--- begin DATA PROVIDED ---

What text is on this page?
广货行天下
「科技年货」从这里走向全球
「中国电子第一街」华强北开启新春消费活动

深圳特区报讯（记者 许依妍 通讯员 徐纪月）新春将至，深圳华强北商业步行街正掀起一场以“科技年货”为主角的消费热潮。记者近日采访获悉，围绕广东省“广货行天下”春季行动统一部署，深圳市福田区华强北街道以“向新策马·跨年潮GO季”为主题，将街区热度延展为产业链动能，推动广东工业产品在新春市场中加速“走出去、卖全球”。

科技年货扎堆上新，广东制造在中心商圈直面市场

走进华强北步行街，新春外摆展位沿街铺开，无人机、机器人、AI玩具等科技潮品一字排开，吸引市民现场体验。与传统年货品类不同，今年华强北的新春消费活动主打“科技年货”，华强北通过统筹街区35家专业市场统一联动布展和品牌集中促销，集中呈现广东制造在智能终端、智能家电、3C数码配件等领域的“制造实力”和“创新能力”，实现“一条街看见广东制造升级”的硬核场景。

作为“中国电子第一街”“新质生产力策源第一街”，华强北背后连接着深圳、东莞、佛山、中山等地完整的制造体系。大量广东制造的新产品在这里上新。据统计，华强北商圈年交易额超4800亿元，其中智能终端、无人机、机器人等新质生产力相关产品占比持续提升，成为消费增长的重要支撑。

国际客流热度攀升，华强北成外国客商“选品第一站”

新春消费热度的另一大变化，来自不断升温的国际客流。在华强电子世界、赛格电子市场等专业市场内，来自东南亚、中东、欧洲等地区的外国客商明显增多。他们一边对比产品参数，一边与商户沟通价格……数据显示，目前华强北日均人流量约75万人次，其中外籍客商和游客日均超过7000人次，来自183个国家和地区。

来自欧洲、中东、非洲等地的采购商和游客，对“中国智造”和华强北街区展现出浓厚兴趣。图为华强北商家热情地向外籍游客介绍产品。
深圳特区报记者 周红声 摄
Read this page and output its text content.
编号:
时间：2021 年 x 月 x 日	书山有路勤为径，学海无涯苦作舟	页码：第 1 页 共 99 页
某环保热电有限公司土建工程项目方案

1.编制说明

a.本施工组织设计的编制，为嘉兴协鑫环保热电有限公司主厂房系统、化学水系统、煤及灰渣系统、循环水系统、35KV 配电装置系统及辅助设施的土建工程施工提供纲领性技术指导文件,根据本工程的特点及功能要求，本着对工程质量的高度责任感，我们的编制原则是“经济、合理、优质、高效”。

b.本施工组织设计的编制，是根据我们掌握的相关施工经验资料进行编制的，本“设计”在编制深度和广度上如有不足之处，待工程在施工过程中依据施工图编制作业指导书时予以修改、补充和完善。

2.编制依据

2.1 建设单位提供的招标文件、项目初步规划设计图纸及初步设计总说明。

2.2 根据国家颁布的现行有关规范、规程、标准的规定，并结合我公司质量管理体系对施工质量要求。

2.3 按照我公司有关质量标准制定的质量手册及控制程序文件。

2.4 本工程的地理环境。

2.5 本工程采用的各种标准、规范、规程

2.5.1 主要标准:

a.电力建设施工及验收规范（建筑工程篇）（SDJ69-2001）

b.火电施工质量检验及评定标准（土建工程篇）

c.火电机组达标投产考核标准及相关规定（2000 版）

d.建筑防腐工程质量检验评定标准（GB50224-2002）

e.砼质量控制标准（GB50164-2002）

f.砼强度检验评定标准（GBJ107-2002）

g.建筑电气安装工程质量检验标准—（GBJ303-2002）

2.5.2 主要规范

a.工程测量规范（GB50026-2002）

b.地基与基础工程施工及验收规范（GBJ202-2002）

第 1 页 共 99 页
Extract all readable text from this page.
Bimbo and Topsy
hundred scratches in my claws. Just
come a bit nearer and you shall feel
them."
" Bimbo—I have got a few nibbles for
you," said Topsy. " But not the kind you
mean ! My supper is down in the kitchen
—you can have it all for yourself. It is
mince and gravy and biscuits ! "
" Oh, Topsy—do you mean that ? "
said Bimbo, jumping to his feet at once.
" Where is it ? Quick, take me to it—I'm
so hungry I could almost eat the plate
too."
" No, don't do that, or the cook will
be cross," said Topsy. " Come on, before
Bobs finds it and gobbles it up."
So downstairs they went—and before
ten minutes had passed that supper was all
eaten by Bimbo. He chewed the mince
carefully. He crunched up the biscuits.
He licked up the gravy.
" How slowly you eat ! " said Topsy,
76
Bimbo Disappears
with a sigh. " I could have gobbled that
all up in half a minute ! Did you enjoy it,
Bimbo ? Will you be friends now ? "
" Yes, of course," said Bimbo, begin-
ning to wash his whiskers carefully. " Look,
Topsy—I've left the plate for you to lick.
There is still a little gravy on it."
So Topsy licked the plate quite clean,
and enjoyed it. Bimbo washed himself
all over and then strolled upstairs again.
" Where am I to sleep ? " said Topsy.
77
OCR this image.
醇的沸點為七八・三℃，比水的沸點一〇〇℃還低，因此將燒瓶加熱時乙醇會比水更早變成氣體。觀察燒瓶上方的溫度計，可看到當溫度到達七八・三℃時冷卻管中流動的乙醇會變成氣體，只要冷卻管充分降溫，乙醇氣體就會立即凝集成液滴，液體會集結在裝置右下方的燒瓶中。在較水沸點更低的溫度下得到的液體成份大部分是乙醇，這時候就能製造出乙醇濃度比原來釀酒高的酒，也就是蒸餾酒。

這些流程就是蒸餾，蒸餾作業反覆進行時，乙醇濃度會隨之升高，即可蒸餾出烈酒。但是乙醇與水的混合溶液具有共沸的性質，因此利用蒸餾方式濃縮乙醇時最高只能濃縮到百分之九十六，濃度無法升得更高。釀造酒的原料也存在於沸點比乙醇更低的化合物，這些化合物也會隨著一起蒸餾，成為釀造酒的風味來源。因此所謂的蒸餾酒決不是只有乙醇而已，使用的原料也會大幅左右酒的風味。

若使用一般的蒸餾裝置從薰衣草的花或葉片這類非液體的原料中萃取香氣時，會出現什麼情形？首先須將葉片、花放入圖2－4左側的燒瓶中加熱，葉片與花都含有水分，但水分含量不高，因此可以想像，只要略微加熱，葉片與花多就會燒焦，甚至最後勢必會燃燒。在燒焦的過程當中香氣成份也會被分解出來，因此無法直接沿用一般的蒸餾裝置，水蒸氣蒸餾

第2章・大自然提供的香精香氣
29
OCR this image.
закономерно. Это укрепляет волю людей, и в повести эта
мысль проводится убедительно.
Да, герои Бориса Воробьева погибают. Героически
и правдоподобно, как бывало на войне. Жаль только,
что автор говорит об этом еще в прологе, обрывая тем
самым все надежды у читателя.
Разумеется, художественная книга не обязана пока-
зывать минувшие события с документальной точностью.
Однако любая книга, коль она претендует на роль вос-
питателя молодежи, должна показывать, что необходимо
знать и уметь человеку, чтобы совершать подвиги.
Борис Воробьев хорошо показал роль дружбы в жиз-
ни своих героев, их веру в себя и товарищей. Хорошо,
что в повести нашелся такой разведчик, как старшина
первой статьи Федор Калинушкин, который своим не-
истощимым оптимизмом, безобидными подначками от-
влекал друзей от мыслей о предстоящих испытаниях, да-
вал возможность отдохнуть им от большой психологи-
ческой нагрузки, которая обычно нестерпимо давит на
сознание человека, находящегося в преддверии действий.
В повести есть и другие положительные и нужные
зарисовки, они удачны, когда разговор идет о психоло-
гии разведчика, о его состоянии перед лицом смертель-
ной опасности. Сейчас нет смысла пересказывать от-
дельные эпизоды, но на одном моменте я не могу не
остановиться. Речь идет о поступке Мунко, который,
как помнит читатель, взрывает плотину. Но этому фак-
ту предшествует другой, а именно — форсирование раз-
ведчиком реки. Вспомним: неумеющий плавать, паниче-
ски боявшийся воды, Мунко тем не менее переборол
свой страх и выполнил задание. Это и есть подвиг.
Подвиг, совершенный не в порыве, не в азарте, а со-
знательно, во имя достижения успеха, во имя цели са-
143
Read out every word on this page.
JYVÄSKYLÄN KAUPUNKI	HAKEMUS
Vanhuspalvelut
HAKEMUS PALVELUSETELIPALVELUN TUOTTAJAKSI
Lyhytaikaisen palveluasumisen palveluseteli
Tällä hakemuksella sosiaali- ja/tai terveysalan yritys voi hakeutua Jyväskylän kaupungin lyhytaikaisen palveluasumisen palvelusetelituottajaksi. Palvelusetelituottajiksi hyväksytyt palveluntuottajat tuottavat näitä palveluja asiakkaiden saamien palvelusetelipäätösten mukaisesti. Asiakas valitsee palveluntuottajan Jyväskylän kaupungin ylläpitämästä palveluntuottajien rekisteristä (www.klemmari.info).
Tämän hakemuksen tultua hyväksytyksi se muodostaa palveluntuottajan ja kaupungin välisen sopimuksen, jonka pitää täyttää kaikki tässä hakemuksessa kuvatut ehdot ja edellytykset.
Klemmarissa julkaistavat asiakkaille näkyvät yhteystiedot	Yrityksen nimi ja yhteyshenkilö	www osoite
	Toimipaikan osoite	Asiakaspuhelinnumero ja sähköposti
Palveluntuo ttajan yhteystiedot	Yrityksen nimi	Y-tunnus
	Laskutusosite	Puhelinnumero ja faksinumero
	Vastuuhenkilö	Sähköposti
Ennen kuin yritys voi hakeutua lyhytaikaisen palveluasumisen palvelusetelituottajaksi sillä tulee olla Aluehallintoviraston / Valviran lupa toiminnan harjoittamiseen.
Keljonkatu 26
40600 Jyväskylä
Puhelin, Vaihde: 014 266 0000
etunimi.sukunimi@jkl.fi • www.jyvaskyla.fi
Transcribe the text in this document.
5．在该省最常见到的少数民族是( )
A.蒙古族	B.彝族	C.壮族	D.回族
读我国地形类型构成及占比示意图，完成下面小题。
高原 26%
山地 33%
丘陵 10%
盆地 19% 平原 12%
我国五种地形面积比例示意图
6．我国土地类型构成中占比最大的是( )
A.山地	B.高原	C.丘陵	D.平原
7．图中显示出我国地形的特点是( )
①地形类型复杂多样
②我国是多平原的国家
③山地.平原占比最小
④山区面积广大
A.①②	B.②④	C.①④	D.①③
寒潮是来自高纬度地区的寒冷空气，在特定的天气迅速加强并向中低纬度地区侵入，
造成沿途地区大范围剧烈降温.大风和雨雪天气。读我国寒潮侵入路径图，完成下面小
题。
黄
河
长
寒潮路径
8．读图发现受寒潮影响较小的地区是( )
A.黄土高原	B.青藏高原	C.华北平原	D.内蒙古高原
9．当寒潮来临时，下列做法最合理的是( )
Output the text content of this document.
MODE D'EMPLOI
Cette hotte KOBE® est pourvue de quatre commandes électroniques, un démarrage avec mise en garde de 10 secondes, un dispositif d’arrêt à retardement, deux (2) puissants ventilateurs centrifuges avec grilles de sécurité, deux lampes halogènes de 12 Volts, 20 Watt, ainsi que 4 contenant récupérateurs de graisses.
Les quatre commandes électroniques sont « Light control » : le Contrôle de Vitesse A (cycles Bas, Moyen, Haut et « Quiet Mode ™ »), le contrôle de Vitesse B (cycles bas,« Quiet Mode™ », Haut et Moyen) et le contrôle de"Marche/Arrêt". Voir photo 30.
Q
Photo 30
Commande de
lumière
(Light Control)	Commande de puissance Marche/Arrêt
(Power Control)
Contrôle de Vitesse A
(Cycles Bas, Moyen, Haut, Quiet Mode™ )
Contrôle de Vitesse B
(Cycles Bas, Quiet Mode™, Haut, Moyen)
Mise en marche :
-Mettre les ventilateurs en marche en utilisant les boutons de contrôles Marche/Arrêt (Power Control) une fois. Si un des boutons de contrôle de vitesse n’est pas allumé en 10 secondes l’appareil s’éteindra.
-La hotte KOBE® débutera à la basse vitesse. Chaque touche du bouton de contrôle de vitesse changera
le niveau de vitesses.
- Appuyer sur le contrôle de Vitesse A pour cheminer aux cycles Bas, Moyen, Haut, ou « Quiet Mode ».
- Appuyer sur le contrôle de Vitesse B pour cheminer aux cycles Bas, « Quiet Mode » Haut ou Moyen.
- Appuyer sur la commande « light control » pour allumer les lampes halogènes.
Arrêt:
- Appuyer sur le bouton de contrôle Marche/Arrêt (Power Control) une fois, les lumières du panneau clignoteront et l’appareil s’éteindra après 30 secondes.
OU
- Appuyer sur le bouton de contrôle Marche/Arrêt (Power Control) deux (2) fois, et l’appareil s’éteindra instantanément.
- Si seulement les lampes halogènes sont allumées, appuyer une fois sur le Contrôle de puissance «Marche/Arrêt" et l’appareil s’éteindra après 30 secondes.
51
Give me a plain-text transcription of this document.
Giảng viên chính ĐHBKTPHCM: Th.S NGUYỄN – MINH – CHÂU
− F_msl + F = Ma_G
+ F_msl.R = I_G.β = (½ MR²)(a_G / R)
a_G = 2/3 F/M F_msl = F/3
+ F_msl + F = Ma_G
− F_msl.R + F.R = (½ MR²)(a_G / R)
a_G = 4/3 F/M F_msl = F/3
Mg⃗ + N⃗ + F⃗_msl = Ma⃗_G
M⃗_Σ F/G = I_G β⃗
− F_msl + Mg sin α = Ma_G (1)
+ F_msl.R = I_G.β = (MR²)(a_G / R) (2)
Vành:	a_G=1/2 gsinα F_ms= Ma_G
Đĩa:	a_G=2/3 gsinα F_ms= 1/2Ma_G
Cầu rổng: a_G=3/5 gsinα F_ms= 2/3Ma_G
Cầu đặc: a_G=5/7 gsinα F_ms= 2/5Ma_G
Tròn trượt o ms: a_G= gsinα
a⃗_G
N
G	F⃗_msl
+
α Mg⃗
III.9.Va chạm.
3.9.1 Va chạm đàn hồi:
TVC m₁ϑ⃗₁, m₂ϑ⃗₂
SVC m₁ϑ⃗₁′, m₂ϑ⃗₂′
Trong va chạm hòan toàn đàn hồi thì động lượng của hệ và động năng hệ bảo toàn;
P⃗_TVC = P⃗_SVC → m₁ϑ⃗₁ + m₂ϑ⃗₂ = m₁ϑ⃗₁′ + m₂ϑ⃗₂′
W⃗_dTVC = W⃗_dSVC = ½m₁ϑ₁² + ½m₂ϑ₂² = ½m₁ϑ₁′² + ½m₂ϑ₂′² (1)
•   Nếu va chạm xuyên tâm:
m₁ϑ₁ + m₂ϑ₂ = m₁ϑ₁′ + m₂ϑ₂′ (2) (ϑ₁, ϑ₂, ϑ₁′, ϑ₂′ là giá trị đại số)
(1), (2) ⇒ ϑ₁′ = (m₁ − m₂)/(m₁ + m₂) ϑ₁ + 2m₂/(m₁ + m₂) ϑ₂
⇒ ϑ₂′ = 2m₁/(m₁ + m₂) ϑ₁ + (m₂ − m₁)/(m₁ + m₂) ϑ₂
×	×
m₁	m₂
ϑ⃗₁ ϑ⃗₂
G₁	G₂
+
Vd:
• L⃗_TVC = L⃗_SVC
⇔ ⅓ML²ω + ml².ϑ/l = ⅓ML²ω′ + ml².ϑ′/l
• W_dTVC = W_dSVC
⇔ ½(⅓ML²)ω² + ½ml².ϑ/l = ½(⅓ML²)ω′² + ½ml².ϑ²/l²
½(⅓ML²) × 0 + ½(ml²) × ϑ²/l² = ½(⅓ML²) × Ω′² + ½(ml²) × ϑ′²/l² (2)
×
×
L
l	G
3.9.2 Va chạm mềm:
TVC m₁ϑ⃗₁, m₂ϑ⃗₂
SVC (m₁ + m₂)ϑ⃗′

--- end DATA PROVIDED ---

TASK = Gather, from the listing above, every line carrying the word "mean".

ANSWER TO THIS TASK =
mean ! My supper is down in the kitchen
" Oh, Topsy—do you mean that ? "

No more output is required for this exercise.